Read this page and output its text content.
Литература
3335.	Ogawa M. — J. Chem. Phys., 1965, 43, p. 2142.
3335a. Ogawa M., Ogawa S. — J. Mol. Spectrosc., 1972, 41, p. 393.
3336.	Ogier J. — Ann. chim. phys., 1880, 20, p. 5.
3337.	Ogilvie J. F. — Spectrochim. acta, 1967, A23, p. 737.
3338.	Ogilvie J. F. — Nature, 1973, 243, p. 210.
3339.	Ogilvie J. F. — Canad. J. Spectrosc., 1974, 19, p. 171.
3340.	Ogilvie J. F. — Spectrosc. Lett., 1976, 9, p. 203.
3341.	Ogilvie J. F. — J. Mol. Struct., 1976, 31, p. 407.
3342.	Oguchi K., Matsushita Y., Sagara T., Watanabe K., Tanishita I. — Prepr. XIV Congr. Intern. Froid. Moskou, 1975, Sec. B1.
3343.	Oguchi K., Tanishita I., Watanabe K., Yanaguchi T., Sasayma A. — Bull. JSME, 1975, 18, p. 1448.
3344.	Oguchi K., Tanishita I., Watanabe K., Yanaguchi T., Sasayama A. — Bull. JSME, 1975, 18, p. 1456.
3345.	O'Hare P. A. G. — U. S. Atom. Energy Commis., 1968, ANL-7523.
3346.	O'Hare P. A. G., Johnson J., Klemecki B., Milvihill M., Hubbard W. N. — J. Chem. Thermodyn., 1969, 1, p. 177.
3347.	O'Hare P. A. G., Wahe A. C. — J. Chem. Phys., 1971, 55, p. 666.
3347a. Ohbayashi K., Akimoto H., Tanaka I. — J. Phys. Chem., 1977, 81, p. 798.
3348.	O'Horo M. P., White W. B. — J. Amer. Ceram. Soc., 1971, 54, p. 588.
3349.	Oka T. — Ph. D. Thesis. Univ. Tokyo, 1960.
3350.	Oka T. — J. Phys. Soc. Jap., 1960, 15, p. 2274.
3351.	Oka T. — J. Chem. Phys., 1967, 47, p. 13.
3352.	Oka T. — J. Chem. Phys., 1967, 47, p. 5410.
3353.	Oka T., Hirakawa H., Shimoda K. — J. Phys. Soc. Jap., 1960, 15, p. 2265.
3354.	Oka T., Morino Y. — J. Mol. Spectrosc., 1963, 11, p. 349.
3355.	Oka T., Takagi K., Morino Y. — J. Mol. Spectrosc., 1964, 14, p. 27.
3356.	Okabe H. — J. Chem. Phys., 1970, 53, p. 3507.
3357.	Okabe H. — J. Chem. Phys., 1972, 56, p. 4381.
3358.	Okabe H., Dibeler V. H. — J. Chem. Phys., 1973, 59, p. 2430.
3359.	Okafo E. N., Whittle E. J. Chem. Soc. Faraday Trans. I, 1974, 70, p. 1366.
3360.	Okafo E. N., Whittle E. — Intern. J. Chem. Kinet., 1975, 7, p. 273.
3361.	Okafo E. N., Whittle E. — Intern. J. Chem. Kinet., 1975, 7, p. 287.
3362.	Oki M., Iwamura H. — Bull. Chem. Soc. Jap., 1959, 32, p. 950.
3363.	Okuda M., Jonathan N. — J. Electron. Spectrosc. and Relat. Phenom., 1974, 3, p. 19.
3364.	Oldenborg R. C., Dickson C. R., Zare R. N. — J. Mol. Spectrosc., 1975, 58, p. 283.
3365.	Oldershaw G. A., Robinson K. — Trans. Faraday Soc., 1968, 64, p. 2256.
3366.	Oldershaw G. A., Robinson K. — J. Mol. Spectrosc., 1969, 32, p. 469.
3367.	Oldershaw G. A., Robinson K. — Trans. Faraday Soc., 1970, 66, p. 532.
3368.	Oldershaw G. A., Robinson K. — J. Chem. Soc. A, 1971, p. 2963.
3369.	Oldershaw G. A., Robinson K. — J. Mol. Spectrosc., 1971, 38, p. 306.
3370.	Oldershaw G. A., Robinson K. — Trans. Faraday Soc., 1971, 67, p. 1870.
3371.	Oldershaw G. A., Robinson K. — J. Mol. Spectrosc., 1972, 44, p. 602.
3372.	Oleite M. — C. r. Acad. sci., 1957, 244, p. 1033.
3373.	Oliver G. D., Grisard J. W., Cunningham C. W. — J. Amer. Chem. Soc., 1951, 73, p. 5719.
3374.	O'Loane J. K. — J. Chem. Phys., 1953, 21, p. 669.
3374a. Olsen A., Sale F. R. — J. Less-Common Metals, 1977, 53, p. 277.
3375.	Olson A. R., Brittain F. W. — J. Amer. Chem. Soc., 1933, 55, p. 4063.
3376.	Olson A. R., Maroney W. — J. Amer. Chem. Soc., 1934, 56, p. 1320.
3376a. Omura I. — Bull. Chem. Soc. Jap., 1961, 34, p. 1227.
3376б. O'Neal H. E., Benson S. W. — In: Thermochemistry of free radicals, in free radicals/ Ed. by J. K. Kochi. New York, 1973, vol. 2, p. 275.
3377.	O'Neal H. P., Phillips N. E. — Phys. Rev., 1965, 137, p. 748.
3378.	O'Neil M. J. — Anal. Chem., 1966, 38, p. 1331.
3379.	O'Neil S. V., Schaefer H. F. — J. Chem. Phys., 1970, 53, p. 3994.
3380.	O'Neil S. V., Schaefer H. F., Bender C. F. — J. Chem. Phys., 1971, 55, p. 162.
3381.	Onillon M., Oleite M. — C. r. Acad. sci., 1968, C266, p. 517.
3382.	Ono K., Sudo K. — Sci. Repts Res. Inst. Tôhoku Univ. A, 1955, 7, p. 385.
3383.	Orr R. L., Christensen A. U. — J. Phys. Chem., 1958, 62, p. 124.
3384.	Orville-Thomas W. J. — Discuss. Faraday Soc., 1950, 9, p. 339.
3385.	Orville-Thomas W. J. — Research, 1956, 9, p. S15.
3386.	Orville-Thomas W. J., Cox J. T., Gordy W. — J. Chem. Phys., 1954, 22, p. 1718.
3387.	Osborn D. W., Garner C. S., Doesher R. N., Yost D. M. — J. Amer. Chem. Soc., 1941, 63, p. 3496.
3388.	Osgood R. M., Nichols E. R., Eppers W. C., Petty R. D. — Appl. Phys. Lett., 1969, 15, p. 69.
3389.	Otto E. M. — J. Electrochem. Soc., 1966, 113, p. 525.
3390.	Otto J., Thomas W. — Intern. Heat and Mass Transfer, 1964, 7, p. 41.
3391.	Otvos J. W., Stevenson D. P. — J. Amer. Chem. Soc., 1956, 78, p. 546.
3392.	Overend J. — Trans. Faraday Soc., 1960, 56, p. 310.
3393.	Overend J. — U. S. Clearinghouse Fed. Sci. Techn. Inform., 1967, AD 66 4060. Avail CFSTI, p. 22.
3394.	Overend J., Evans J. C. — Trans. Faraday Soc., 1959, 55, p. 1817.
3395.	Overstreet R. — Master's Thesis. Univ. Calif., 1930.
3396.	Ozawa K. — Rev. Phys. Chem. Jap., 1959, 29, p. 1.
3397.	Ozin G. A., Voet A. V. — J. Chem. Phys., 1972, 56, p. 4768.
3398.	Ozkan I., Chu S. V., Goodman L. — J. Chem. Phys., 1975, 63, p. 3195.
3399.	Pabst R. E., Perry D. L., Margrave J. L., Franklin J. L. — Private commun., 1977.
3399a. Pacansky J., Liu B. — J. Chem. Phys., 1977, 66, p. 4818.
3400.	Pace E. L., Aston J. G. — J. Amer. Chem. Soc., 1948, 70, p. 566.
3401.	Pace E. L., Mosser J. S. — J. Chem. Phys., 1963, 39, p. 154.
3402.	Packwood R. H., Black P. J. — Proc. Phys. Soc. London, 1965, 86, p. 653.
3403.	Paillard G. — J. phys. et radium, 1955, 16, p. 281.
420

Problem to solve:
Identify and copy lines that hold the string "Univ".

Answer for the task:
3349.	Oka T. — Ph. D. Thesis. Univ. Tokyo, 1960.
3382.	Ono K., Sudo K. — Sci. Repts Res. Inst. Tôhoku Univ. A, 1955, 7, p. 385.
3395.	Overstreet R. — Master's Thesis. Univ. Calif., 1930.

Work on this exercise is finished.